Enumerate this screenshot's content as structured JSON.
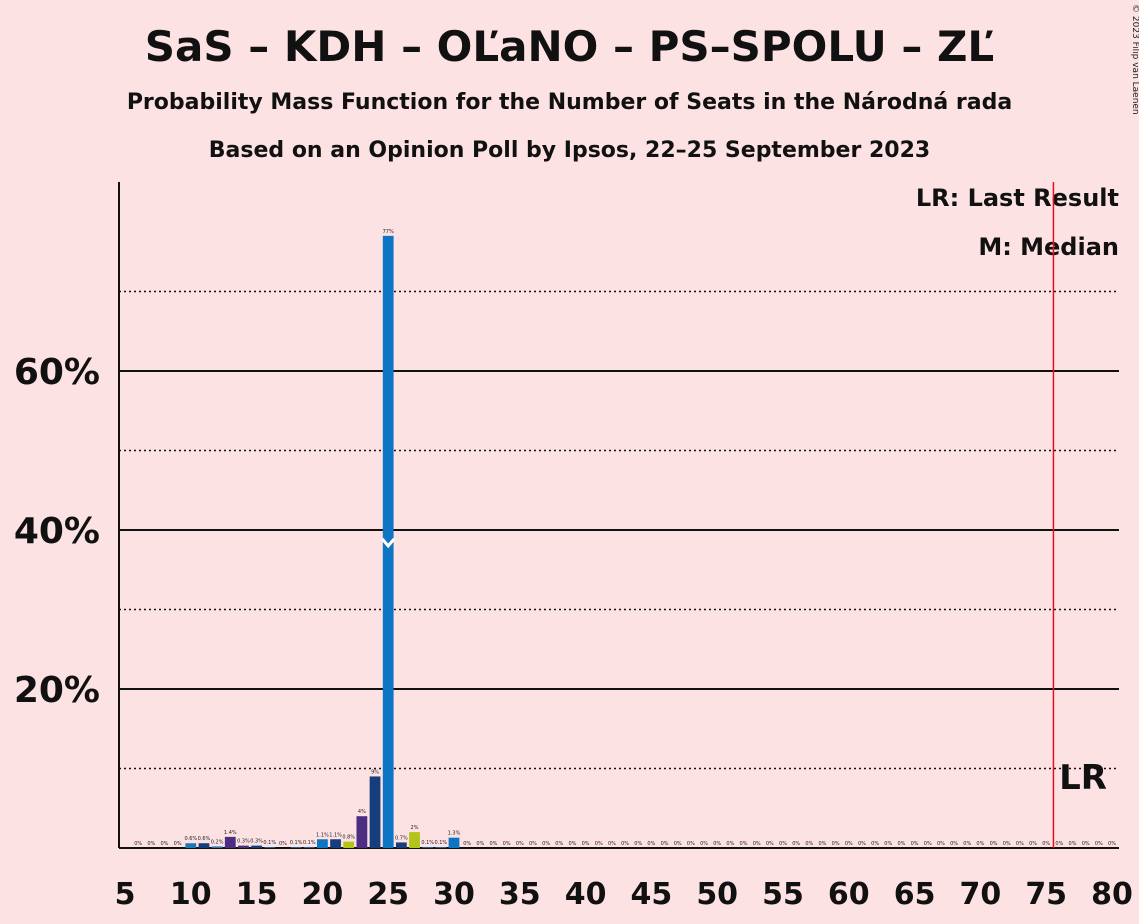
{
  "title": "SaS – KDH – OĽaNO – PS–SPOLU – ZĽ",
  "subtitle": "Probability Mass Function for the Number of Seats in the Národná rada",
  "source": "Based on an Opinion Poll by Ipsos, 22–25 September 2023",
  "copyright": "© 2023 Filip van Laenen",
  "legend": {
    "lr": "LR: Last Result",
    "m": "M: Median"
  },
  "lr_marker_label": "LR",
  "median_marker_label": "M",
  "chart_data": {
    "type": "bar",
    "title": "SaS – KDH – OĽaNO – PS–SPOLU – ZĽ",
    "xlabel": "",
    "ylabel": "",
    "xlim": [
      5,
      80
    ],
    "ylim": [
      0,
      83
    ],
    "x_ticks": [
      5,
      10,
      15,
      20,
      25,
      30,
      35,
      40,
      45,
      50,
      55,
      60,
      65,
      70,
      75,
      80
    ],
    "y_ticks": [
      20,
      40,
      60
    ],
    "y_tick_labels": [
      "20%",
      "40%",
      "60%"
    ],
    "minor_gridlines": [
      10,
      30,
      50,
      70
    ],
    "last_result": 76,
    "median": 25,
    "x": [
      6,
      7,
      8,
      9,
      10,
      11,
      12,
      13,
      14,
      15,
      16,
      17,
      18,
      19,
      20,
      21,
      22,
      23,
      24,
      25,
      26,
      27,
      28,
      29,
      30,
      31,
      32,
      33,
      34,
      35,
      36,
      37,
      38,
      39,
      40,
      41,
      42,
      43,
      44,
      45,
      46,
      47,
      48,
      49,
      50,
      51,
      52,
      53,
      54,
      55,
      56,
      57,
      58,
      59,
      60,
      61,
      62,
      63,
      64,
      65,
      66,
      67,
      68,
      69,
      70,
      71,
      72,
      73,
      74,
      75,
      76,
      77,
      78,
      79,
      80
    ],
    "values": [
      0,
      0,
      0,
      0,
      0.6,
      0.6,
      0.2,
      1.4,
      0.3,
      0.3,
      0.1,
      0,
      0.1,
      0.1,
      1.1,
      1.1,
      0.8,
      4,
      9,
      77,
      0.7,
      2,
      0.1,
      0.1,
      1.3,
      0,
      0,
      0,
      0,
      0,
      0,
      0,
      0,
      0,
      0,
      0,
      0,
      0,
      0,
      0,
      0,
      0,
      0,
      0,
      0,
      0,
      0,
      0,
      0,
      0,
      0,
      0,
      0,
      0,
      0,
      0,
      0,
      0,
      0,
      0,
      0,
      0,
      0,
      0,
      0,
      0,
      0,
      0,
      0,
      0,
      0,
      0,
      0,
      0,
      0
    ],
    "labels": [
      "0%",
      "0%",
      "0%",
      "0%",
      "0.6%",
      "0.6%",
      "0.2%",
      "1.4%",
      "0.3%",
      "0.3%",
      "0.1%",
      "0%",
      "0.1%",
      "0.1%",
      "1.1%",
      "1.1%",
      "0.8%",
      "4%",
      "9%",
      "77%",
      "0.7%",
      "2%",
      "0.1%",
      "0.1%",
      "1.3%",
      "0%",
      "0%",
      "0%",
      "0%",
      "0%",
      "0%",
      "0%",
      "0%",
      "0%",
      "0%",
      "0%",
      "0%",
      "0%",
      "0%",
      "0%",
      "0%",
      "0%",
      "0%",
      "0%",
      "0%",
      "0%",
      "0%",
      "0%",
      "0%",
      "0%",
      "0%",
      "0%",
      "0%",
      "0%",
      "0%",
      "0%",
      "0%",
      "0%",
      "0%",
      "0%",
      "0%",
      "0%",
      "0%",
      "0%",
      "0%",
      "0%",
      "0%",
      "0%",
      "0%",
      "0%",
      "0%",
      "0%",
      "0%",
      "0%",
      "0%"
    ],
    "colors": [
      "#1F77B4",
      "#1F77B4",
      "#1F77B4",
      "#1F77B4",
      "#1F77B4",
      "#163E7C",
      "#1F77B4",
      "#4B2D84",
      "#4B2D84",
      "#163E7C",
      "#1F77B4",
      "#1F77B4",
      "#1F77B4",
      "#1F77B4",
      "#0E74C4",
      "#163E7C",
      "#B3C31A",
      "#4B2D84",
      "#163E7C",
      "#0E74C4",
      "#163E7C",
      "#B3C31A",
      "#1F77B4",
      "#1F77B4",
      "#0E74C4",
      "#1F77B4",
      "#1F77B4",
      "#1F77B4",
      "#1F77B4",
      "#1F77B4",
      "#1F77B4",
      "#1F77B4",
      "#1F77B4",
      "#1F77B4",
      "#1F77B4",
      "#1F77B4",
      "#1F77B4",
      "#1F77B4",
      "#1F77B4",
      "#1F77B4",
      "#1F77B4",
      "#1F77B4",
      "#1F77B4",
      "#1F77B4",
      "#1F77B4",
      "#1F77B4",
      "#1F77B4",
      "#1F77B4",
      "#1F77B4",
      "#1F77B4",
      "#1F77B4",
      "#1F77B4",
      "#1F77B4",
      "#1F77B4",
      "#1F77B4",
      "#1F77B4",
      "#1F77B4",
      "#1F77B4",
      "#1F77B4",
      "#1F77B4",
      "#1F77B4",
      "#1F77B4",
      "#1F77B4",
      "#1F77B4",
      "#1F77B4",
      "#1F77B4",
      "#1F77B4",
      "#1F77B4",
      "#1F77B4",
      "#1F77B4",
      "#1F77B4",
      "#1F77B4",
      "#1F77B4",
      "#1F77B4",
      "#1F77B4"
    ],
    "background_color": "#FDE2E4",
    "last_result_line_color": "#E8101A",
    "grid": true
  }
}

--

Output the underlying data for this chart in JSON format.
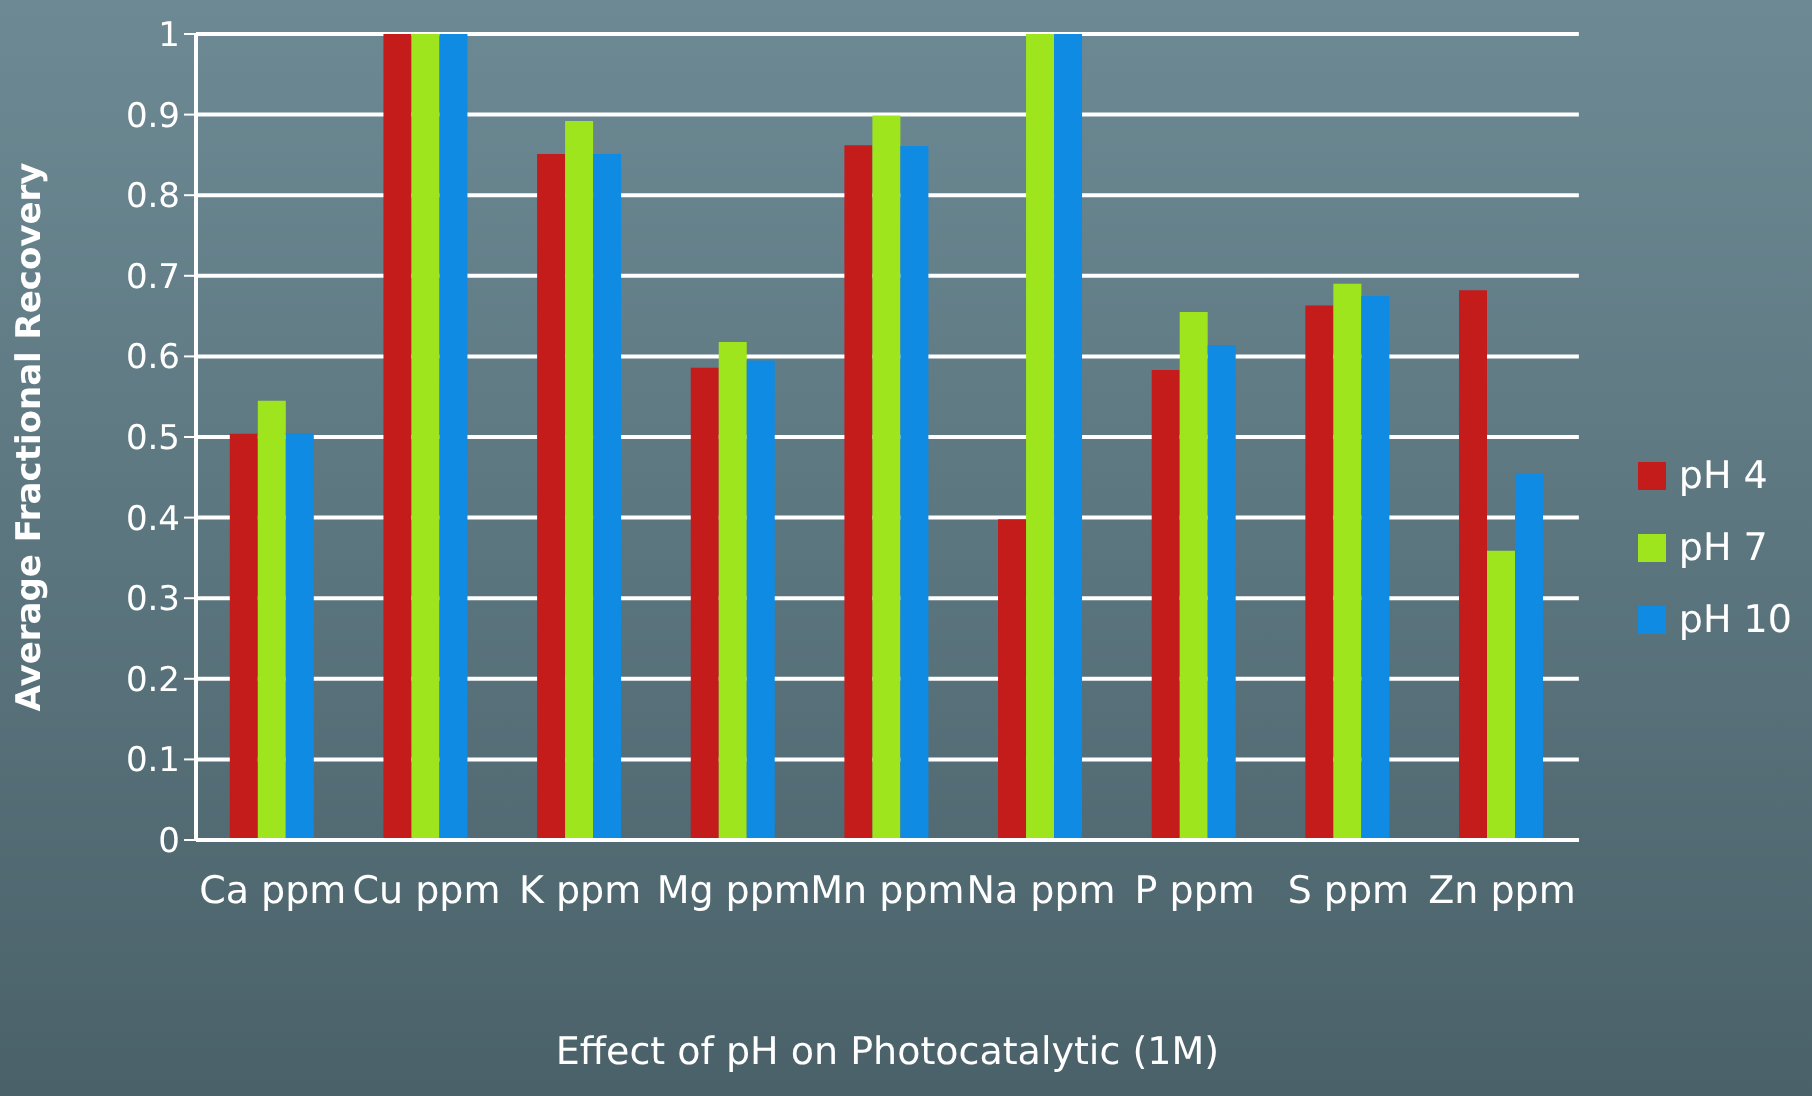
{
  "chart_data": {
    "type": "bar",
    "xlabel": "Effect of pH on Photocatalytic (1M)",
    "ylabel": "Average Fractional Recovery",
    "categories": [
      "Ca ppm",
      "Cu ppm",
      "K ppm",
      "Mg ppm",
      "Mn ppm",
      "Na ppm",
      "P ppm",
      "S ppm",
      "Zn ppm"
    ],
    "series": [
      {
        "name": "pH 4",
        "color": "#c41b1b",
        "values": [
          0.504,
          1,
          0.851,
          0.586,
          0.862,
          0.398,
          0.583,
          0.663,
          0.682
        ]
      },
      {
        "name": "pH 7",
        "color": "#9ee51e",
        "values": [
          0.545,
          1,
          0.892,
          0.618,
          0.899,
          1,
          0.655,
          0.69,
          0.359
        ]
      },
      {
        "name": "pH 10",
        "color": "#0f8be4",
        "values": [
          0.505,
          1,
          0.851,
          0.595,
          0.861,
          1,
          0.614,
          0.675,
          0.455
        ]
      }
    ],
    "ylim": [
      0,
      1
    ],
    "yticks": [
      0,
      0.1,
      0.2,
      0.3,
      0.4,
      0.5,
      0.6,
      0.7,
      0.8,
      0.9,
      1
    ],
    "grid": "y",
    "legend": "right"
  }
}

What you are asked to do: Copy out each line in the preceding records that contains "ylabel".

Exercise answer:
    "ylabel": "",
    "ylabel": "Average Fractional Recovery",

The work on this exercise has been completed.